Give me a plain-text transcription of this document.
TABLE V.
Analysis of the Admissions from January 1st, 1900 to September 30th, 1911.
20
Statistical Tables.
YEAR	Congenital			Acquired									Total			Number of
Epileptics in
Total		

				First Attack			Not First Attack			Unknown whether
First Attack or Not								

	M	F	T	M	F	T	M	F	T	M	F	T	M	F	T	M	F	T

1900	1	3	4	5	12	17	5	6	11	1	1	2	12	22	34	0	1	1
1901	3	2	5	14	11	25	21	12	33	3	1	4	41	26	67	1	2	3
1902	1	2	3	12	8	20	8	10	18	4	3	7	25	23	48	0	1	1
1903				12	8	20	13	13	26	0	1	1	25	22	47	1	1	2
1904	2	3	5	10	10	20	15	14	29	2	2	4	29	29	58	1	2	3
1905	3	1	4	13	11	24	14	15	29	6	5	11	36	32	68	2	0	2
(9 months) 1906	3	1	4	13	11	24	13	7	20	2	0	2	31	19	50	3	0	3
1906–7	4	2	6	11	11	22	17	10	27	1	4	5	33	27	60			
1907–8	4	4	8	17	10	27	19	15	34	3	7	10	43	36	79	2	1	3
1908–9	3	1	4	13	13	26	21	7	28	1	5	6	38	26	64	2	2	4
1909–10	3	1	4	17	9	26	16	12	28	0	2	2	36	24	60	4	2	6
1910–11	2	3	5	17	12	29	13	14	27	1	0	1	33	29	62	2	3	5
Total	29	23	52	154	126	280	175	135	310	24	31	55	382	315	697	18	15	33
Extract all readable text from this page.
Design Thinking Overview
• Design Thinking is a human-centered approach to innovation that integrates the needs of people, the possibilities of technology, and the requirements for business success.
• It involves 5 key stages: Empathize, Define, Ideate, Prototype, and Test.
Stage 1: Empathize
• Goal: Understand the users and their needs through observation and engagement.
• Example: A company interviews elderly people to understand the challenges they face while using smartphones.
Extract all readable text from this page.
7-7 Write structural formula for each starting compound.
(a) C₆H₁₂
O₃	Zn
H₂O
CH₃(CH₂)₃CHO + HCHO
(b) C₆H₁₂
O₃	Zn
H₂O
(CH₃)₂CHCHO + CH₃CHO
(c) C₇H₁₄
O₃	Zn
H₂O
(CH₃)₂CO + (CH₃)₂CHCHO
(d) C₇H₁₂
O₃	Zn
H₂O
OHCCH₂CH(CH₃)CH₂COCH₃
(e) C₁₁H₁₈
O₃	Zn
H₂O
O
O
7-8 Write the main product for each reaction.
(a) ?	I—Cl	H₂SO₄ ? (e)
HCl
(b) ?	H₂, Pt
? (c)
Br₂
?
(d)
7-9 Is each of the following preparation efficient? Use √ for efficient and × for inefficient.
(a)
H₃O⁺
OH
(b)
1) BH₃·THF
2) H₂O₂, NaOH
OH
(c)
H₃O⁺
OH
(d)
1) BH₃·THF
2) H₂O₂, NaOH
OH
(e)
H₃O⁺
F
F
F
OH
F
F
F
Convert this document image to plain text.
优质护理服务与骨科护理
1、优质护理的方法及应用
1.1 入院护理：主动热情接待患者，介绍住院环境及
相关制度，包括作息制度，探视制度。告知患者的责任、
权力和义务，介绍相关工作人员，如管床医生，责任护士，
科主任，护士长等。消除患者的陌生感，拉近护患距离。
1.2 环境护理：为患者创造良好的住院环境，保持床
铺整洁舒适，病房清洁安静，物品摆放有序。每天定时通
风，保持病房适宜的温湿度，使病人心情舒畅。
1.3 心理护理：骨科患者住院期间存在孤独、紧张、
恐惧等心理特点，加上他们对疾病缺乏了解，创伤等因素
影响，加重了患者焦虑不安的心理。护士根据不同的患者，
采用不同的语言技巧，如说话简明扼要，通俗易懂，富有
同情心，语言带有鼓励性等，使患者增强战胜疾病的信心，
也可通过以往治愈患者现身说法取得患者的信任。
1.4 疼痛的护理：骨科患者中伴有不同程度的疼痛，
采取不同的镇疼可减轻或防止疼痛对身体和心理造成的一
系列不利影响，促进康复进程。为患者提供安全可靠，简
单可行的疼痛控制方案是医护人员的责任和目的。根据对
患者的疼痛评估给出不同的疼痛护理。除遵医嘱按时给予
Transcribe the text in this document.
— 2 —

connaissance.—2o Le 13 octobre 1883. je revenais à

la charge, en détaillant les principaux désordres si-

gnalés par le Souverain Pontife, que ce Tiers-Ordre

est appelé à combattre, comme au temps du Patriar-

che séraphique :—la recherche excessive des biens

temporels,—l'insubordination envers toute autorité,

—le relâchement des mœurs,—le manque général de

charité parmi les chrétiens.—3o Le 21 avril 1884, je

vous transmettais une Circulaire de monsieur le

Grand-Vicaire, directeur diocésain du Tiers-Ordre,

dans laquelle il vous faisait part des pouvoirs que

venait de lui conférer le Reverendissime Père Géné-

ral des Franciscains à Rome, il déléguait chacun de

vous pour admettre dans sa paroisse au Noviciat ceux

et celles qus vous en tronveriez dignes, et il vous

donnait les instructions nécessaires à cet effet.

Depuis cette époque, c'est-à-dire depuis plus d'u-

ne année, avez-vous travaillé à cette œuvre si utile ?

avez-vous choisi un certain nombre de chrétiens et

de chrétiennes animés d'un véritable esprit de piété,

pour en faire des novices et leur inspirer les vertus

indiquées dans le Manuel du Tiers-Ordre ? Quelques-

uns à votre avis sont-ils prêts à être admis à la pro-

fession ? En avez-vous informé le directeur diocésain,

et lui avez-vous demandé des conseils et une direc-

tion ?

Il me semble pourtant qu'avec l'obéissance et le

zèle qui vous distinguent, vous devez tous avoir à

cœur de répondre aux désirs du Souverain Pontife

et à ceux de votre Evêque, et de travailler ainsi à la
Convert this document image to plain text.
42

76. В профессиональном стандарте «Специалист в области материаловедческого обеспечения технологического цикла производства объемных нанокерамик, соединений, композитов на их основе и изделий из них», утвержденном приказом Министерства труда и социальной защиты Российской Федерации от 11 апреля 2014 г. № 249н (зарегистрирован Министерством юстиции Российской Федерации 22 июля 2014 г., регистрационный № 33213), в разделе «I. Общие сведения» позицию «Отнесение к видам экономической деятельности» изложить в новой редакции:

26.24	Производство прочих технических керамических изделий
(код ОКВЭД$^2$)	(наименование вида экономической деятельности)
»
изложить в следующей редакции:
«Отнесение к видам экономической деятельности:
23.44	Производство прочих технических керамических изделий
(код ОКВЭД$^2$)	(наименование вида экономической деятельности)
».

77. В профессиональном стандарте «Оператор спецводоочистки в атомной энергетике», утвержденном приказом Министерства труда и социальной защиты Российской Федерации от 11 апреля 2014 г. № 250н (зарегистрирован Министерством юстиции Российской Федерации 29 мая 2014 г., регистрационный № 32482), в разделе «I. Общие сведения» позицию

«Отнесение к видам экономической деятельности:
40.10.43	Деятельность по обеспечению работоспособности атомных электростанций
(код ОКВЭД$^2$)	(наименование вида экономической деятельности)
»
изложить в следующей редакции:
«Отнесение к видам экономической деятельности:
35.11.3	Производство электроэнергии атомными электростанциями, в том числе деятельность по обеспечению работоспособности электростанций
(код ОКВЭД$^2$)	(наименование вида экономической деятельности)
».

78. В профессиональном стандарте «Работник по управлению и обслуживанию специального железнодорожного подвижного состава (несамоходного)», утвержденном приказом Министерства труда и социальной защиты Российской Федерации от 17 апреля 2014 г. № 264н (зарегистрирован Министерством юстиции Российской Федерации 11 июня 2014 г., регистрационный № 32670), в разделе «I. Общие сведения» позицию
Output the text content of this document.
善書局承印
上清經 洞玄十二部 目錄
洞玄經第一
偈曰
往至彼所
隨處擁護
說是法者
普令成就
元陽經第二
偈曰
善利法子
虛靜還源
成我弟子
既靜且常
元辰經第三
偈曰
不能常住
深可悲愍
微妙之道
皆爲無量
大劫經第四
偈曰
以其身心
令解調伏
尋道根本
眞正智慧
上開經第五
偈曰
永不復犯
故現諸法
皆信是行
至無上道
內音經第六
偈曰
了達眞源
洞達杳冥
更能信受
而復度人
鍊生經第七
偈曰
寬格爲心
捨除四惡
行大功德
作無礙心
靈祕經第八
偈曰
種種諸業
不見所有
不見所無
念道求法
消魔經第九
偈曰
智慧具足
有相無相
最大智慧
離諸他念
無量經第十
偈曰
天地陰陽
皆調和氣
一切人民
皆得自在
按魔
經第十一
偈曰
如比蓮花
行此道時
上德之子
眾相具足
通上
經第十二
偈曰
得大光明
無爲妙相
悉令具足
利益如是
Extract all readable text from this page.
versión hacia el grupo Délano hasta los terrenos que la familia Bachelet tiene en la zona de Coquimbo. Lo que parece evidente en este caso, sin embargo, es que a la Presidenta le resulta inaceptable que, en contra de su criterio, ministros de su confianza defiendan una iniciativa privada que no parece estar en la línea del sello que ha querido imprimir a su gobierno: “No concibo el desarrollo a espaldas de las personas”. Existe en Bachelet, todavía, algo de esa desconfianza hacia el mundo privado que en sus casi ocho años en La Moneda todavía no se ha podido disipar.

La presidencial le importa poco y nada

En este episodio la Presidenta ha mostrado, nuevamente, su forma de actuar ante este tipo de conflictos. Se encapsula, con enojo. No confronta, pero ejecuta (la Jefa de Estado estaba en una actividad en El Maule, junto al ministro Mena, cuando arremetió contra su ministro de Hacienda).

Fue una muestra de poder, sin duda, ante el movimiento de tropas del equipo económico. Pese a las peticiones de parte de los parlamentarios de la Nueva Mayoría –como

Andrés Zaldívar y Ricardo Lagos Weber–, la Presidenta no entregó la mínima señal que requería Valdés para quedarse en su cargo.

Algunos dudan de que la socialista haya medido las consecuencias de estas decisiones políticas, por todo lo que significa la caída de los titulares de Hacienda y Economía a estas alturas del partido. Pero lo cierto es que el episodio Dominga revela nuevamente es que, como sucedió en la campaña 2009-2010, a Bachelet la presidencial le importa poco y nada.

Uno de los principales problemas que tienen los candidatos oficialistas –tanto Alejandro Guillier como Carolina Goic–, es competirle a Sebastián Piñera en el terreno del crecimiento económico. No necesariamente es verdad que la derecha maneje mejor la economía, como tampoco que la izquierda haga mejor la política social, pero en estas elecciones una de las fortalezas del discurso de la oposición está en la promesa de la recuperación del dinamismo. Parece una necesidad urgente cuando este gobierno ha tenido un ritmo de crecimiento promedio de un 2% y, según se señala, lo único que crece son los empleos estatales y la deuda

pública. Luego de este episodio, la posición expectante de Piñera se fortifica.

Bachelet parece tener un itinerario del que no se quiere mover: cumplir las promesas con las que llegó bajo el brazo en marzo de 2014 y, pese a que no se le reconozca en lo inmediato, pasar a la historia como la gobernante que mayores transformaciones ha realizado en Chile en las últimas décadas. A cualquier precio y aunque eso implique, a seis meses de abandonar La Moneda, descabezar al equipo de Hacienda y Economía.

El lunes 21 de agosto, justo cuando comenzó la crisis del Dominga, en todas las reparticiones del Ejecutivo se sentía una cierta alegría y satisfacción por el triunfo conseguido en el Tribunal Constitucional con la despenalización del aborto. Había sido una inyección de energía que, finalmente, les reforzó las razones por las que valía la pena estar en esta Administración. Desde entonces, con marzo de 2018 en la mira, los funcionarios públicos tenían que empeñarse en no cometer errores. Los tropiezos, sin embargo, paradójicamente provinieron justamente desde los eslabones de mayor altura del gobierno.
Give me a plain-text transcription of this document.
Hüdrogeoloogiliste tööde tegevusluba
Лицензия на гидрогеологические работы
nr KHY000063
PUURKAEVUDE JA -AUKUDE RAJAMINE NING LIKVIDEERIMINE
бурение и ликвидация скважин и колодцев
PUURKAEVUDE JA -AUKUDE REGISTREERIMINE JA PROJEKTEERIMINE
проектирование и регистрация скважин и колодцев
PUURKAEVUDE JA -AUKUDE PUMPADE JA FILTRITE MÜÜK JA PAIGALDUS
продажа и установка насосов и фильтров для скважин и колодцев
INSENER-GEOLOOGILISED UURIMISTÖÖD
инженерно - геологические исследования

^^^^^^^^^^^^^^^^

Of the lines in this listing, how many contain "avez"? Reply with the number and nothing more.

▶ _The reply_: 4